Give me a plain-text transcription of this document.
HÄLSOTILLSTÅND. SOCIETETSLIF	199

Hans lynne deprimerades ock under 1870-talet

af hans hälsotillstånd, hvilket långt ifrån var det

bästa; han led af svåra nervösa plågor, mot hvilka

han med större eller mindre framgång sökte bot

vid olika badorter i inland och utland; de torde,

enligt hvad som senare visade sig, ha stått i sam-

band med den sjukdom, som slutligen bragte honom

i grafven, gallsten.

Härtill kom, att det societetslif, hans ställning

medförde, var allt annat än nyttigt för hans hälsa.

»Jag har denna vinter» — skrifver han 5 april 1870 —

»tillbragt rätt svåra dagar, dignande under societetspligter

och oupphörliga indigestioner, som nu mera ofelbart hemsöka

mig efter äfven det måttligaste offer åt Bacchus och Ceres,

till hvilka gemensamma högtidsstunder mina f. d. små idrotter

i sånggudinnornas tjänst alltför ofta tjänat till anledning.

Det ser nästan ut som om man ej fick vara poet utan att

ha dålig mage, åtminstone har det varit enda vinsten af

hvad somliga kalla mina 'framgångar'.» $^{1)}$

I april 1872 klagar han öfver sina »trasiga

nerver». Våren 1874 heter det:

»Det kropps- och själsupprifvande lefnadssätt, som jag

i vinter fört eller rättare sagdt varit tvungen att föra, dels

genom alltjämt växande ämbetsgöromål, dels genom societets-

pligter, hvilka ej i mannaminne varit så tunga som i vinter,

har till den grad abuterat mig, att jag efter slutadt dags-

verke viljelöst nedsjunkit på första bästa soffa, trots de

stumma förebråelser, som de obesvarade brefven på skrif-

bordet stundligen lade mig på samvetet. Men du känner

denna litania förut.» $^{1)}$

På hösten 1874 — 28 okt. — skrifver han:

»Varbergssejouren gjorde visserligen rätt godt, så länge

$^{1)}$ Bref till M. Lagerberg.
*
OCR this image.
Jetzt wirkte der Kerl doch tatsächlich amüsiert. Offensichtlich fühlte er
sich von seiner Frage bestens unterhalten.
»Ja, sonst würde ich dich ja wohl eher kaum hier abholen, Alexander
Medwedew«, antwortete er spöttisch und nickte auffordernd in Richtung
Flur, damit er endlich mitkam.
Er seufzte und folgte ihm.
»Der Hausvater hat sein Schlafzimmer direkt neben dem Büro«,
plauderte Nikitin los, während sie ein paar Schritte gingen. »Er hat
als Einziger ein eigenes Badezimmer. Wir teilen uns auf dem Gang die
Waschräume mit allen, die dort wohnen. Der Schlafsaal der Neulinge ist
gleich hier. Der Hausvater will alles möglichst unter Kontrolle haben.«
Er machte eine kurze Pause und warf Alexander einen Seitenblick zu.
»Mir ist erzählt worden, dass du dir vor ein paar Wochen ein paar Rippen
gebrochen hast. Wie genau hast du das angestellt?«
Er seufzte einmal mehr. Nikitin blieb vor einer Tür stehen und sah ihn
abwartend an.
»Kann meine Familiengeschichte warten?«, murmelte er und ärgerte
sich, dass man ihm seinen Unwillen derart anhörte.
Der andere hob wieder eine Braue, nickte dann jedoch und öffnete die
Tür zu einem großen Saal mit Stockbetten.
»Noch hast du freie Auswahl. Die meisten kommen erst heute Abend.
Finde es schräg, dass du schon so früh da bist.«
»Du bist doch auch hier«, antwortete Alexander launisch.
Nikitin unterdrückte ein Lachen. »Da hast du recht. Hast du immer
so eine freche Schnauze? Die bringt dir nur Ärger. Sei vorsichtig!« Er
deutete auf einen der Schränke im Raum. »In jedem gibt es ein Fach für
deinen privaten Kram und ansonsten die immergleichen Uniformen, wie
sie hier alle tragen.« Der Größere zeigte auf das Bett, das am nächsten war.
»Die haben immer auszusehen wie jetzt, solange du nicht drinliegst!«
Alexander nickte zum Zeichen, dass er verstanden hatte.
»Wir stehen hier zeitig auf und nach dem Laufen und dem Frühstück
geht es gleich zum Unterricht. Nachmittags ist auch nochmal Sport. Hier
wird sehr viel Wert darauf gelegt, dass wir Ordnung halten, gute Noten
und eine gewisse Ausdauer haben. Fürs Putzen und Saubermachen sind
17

§ **ACTION ITEM**
Print every line of the records above without a single difference.

§ **ANSWER BOX**
Give me a plain-text transcription of this document.
HÄLSOTILLSTÅND. SOCIETETSLIF	199

Hans lynne deprimerades ock under 1870-talet

af hans hälsotillstånd, hvilket långt ifrån var det

bästa; han led af svåra nervösa plågor, mot hvilka

han med större eller mindre framgång sökte bot

vid olika badorter i inland och utland; de torde,

enligt hvad som senare visade sig, ha stått i sam-

band med den sjukdom, som slutligen bragte honom

i grafven, gallsten.

Härtill kom, att det societetslif, hans ställning

medförde, var allt annat än nyttigt för hans hälsa.

»Jag har denna vinter» — skrifver han 5 april 1870 —

»tillbragt rätt svåra dagar, dignande under societetspligter

och oupphörliga indigestioner, som nu mera ofelbart hemsöka

mig efter äfven det måttligaste offer åt Bacchus och Ceres,

till hvilka gemensamma högtidsstunder mina f. d. små idrotter

i sånggudinnornas tjänst alltför ofta tjänat till anledning.

Det ser nästan ut som om man ej fick vara poet utan att

ha dålig mage, åtminstone har det varit enda vinsten af

hvad somliga kalla mina 'framgångar'.» $^{1)}$

I april 1872 klagar han öfver sina »trasiga

nerver». Våren 1874 heter det:

»Det kropps- och själsupprifvande lefnadssätt, som jag

i vinter fört eller rättare sagdt varit tvungen att föra, dels

genom alltjämt växande ämbetsgöromål, dels genom societets-

pligter, hvilka ej i mannaminne varit så tunga som i vinter,

har till den grad abuterat mig, att jag efter slutadt dags-

verke viljelöst nedsjunkit på första bästa soffa, trots de

stumma förebråelser, som de obesvarade brefven på skrif-

bordet stundligen lade mig på samvetet. Men du känner

denna litania förut.» $^{1)}$

På hösten 1874 — 28 okt. — skrifver han:

»Varbergssejouren gjorde visserligen rätt godt, så länge

$^{1)}$ Bref till M. Lagerberg.
*
OCR this image.
Jetzt wirkte der Kerl doch tatsächlich amüsiert. Offensichtlich fühlte er
sich von seiner Frage bestens unterhalten.
»Ja, sonst würde ich dich ja wohl eher kaum hier abholen, Alexander
Medwedew«, antwortete er spöttisch und nickte auffordernd in Richtung
Flur, damit er endlich mitkam.
Er seufzte und folgte ihm.
»Der Hausvater hat sein Schlafzimmer direkt neben dem Büro«,
plauderte Nikitin los, während sie ein paar Schritte gingen. »Er hat
als Einziger ein eigenes Badezimmer. Wir teilen uns auf dem Gang die
Waschräume mit allen, die dort wohnen. Der Schlafsaal der Neulinge ist
gleich hier. Der Hausvater will alles möglichst unter Kontrolle haben.«
Er machte eine kurze Pause und warf Alexander einen Seitenblick zu.
»Mir ist erzählt worden, dass du dir vor ein paar Wochen ein paar Rippen
gebrochen hast. Wie genau hast du das angestellt?«
Er seufzte einmal mehr. Nikitin blieb vor einer Tür stehen und sah ihn
abwartend an.
»Kann meine Familiengeschichte warten?«, murmelte er und ärgerte
sich, dass man ihm seinen Unwillen derart anhörte.
Der andere hob wieder eine Braue, nickte dann jedoch und öffnete die
Tür zu einem großen Saal mit Stockbetten.
»Noch hast du freie Auswahl. Die meisten kommen erst heute Abend.
Finde es schräg, dass du schon so früh da bist.«
»Du bist doch auch hier«, antwortete Alexander launisch.
Nikitin unterdrückte ein Lachen. »Da hast du recht. Hast du immer
so eine freche Schnauze? Die bringt dir nur Ärger. Sei vorsichtig!« Er
deutete auf einen der Schränke im Raum. »In jedem gibt es ein Fach für
deinen privaten Kram und ansonsten die immergleichen Uniformen, wie
sie hier alle tragen.« Der Größere zeigte auf das Bett, das am nächsten war.
»Die haben immer auszusehen wie jetzt, solange du nicht drinliegst!«
Alexander nickte zum Zeichen, dass er verstanden hatte.
»Wir stehen hier zeitig auf und nach dem Laufen und dem Frühstück
geht es gleich zum Unterricht. Nachmittags ist auch nochmal Sport. Hier
wird sehr viel Wert darauf gelegt, dass wir Ordnung halten, gute Noten
und eine gewisse Ausdauer haben. Fürs Putzen und Saubermachen sind
17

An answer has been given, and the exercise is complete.